WRITTEN PROBLEM: All of the material below is to be restated word for word, apart from the pictures.

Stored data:
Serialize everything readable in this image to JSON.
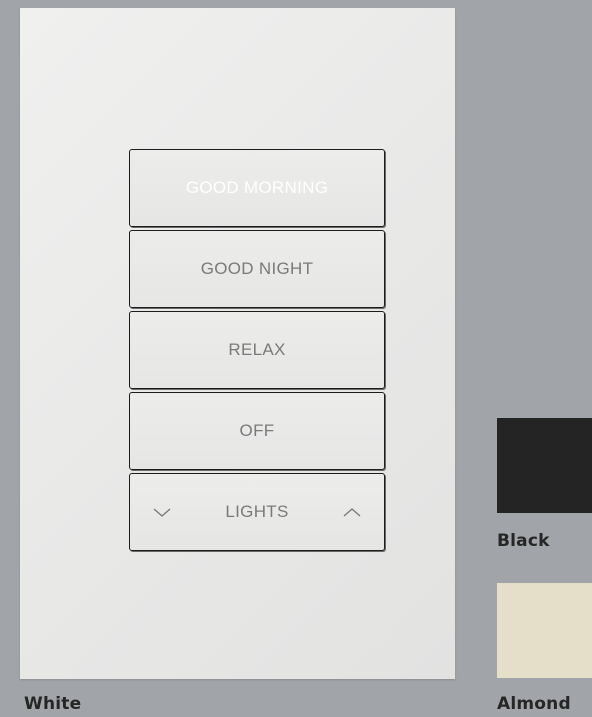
{
  "keypad": {
    "buttons": [
      {
        "label": "GOOD MORNING",
        "state": "active"
      },
      {
        "label": "GOOD NIGHT"
      },
      {
        "label": "RELAX"
      },
      {
        "label": "OFF"
      },
      {
        "label": "LIGHTS"
      }
    ],
    "lights_down_icon": "chevron-down-icon",
    "lights_up_icon": "chevron-up-icon"
  },
  "finishes": [
    {
      "label": "White",
      "color": "#e9e9e8"
    },
    {
      "label": "Black",
      "color": "#242424"
    },
    {
      "label": "Almond",
      "color": "#e5dfc9"
    }
  ],
  "colors": {
    "background": "#a1a5aa",
    "active_text": "#ffffff",
    "inactive_text": "#7a7a7a"
  }
}
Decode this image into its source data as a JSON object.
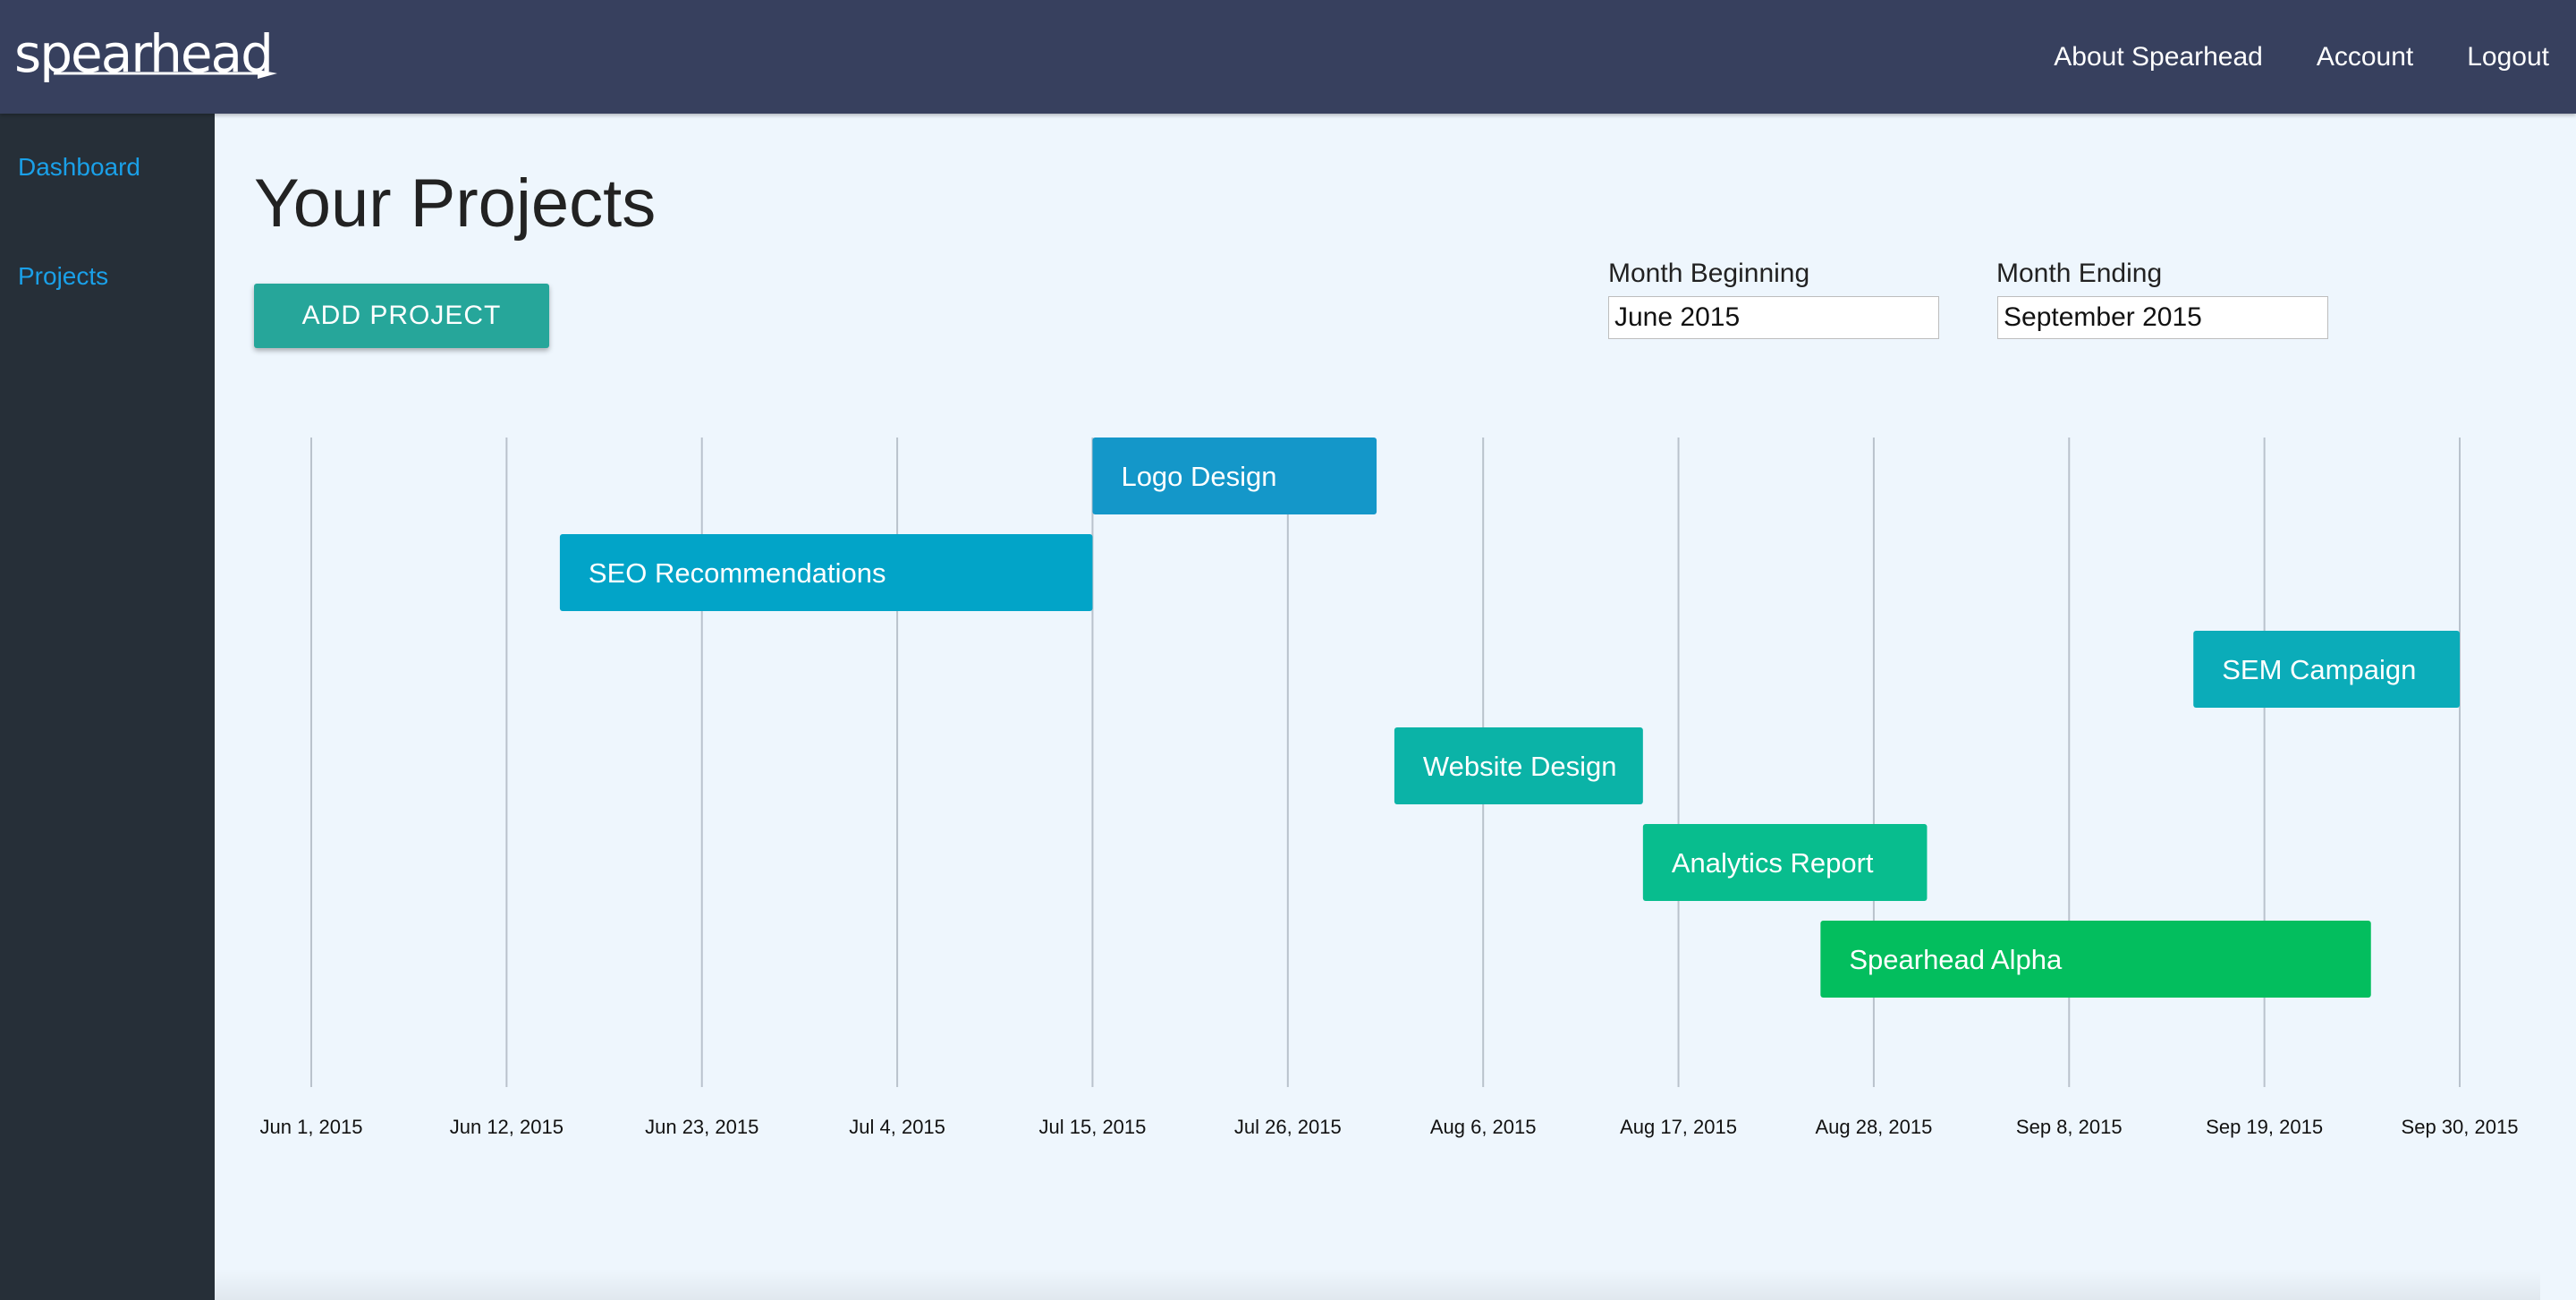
{
  "app": {
    "logo_text": "spearhead"
  },
  "nav": {
    "about": "About Spearhead",
    "account": "Account",
    "logout": "Logout"
  },
  "sidebar": {
    "items": [
      {
        "label": "Dashboard"
      },
      {
        "label": "Projects"
      }
    ]
  },
  "page": {
    "title": "Your Projects",
    "add_button": "ADD PROJECT"
  },
  "filters": {
    "begin_label": "Month Beginning",
    "begin_value": "June 2015",
    "end_label": "Month Ending",
    "end_value": "September 2015"
  },
  "colors": {
    "topbar": "#37405e",
    "sidebar": "#262f38",
    "link": "#1aa0e8",
    "add_button": "#26a69a"
  },
  "chart_data": {
    "type": "gantt",
    "x_ticks": [
      "Jun 1, 2015",
      "Jun 12, 2015",
      "Jun 23, 2015",
      "Jul 4, 2015",
      "Jul 15, 2015",
      "Jul 26, 2015",
      "Aug 6, 2015",
      "Aug 17, 2015",
      "Aug 28, 2015",
      "Sep 8, 2015",
      "Sep 19, 2015",
      "Sep 30, 2015"
    ],
    "xlim": [
      "2015-06-01",
      "2015-09-30"
    ],
    "grid": true,
    "tasks": [
      {
        "name": "Logo Design",
        "start": "2015-07-15",
        "end": "2015-07-31",
        "row": 0,
        "color": "#1497c9"
      },
      {
        "name": "SEO Recommendations",
        "start": "2015-06-15",
        "end": "2015-07-15",
        "row": 1,
        "color": "#02a4c8"
      },
      {
        "name": "SEM Campaign",
        "start": "2015-09-15",
        "end": "2015-09-30",
        "row": 2,
        "color": "#0bacb9"
      },
      {
        "name": "Website Design",
        "start": "2015-08-01",
        "end": "2015-08-15",
        "row": 3,
        "color": "#0bb3a7"
      },
      {
        "name": "Analytics Report",
        "start": "2015-08-15",
        "end": "2015-08-31",
        "row": 4,
        "color": "#08bd8e"
      },
      {
        "name": "Spearhead Alpha",
        "start": "2015-08-25",
        "end": "2015-09-25",
        "row": 5,
        "color": "#03be5e"
      }
    ]
  }
}
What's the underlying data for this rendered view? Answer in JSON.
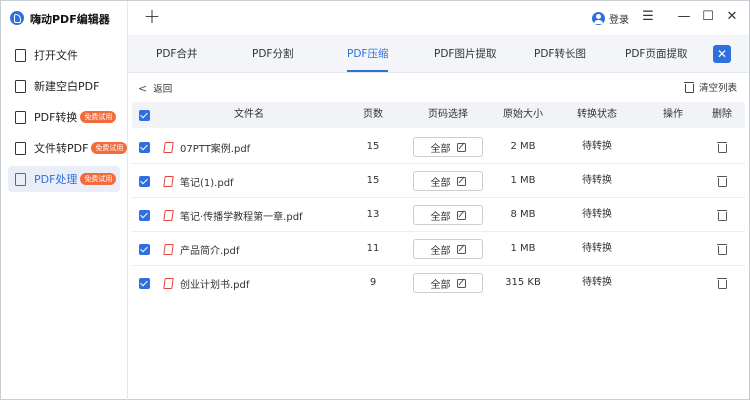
{
  "app": {
    "title": "嗨动PDF编辑器"
  },
  "titlebar": {
    "login_label": "登录",
    "menu_icon": "☰",
    "minimize_icon": "—",
    "maximize_icon": "☐",
    "close_icon": "✕",
    "new_tab_icon": "+"
  },
  "sidebar": {
    "items": [
      {
        "label": "打开文件",
        "badge": "",
        "active": false
      },
      {
        "label": "新建空白PDF",
        "badge": "",
        "active": false
      },
      {
        "label": "PDF转换",
        "badge": "免费试用",
        "active": false
      },
      {
        "label": "文件转PDF",
        "badge": "免费试用",
        "active": false
      },
      {
        "label": "PDF处理",
        "badge": "免费试用",
        "active": true
      }
    ]
  },
  "tabs": [
    {
      "label": "PDF合并",
      "active": false
    },
    {
      "label": "PDF分割",
      "active": false
    },
    {
      "label": "PDF压缩",
      "active": true
    },
    {
      "label": "PDF图片提取",
      "active": false
    },
    {
      "label": "PDF转长图",
      "active": false
    },
    {
      "label": "PDF页面提取",
      "active": false
    }
  ],
  "toolbar": {
    "back_label": "返回",
    "back_icon": "<",
    "clear_label": "清空列表"
  },
  "table": {
    "columns": [
      "文件名",
      "页数",
      "页码选择",
      "原始大小",
      "转换状态",
      "操作",
      "删除"
    ],
    "rows": [
      {
        "name": "07PTT案例.pdf",
        "pages": "15",
        "page_select": "全部",
        "size": "2 MB",
        "status": "待转换"
      },
      {
        "name": "笔记(1).pdf",
        "pages": "15",
        "page_select": "全部",
        "size": "1 MB",
        "status": "待转换"
      },
      {
        "name": "笔记·传播学教程第一章.pdf",
        "pages": "13",
        "page_select": "全部",
        "size": "8 MB",
        "status": "待转换"
      },
      {
        "name": "产品简介.pdf",
        "pages": "11",
        "page_select": "全部",
        "size": "1 MB",
        "status": "待转换"
      },
      {
        "name": "创业计划书.pdf",
        "pages": "9",
        "page_select": "全部",
        "size": "315 KB",
        "status": "待转换"
      }
    ]
  },
  "colors": {
    "accent": "#2f6fde",
    "badge": "#f26b3a",
    "pdf_red": "#e0473d"
  }
}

TASK SOLUTION:
Serialize everything readable in this image to JSON.
{
  "keypad": {
    "buttons": [
      {
        "label": "GOOD MORNING",
        "state": "active"
      },
      {
        "label": "GOOD NIGHT"
      },
      {
        "label": "RELAX"
      },
      {
        "label": "OFF"
      },
      {
        "label": "LIGHTS"
      }
    ],
    "lights_down_icon": "chevron-down-icon",
    "lights_up_icon": "chevron-up-icon"
  },
  "finishes": [
    {
      "label": "White",
      "color": "#e9e9e8"
    },
    {
      "label": "Black",
      "color": "#242424"
    },
    {
      "label": "Almond",
      "color": "#e5dfc9"
    }
  ],
  "colors": {
    "background": "#a1a5aa",
    "active_text": "#ffffff",
    "inactive_text": "#7a7a7a"
  }
}
Decode this image into its source data as a JSON object.
{
  "app": {
    "logo_text": "spearhead"
  },
  "nav": {
    "about": "About Spearhead",
    "account": "Account",
    "logout": "Logout"
  },
  "sidebar": {
    "items": [
      {
        "label": "Dashboard"
      },
      {
        "label": "Projects"
      }
    ]
  },
  "page": {
    "title": "Your Projects",
    "add_button": "ADD PROJECT"
  },
  "filters": {
    "begin_label": "Month Beginning",
    "begin_value": "June 2015",
    "end_label": "Month Ending",
    "end_value": "September 2015"
  },
  "colors": {
    "topbar": "#37405e",
    "sidebar": "#262f38",
    "link": "#1aa0e8",
    "add_button": "#26a69a"
  },
  "chart_data": {
    "type": "gantt",
    "x_ticks": [
      "Jun 1, 2015",
      "Jun 12, 2015",
      "Jun 23, 2015",
      "Jul 4, 2015",
      "Jul 15, 2015",
      "Jul 26, 2015",
      "Aug 6, 2015",
      "Aug 17, 2015",
      "Aug 28, 2015",
      "Sep 8, 2015",
      "Sep 19, 2015",
      "Sep 30, 2015"
    ],
    "xlim": [
      "2015-06-01",
      "2015-09-30"
    ],
    "grid": true,
    "tasks": [
      {
        "name": "Logo Design",
        "start": "2015-07-15",
        "end": "2015-07-31",
        "row": 0,
        "color": "#1497c9"
      },
      {
        "name": "SEO Recommendations",
        "start": "2015-06-15",
        "end": "2015-07-15",
        "row": 1,
        "color": "#02a4c8"
      },
      {
        "name": "SEM Campaign",
        "start": "2015-09-15",
        "end": "2015-09-30",
        "row": 2,
        "color": "#0bacb9"
      },
      {
        "name": "Website Design",
        "start": "2015-08-01",
        "end": "2015-08-15",
        "row": 3,
        "color": "#0bb3a7"
      },
      {
        "name": "Analytics Report",
        "start": "2015-08-15",
        "end": "2015-08-31",
        "row": 4,
        "color": "#08bd8e"
      },
      {
        "name": "Spearhead Alpha",
        "start": "2015-08-25",
        "end": "2015-09-25",
        "row": 5,
        "color": "#03be5e"
      }
    ]
  }
}
What's the underlying data for this rendered view? Answer in JSON.
{
  "app": {
    "title": "嗨动PDF编辑器"
  },
  "titlebar": {
    "login_label": "登录",
    "menu_icon": "☰",
    "minimize_icon": "—",
    "maximize_icon": "☐",
    "close_icon": "✕",
    "new_tab_icon": "+"
  },
  "sidebar": {
    "items": [
      {
        "label": "打开文件",
        "badge": "",
        "active": false
      },
      {
        "label": "新建空白PDF",
        "badge": "",
        "active": false
      },
      {
        "label": "PDF转换",
        "badge": "免费试用",
        "active": false
      },
      {
        "label": "文件转PDF",
        "badge": "免费试用",
        "active": false
      },
      {
        "label": "PDF处理",
        "badge": "免费试用",
        "active": true
      }
    ]
  },
  "tabs": [
    {
      "label": "PDF合并",
      "active": false
    },
    {
      "label": "PDF分割",
      "active": false
    },
    {
      "label": "PDF压缩",
      "active": true
    },
    {
      "label": "PDF图片提取",
      "active": false
    },
    {
      "label": "PDF转长图",
      "active": false
    },
    {
      "label": "PDF页面提取",
      "active": false
    }
  ],
  "toolbar": {
    "back_label": "返回",
    "back_icon": "<",
    "clear_label": "清空列表"
  },
  "table": {
    "columns": [
      "文件名",
      "页数",
      "页码选择",
      "原始大小",
      "转换状态",
      "操作",
      "删除"
    ],
    "rows": [
      {
        "name": "07PTT案例.pdf",
        "pages": "15",
        "page_select": "全部",
        "size": "2 MB",
        "status": "待转换"
      },
      {
        "name": "笔记(1).pdf",
        "pages": "15",
        "page_select": "全部",
        "size": "1 MB",
        "status": "待转换"
      },
      {
        "name": "笔记·传播学教程第一章.pdf",
        "pages": "13",
        "page_select": "全部",
        "size": "8 MB",
        "status": "待转换"
      },
      {
        "name": "产品简介.pdf",
        "pages": "11",
        "page_select": "全部",
        "size": "1 MB",
        "status": "待转换"
      },
      {
        "name": "创业计划书.pdf",
        "pages": "9",
        "page_select": "全部",
        "size": "315 KB",
        "status": "待转换"
      }
    ]
  },
  "colors": {
    "accent": "#2f6fde",
    "badge": "#f26b3a",
    "pdf_red": "#e0473d"
  }
}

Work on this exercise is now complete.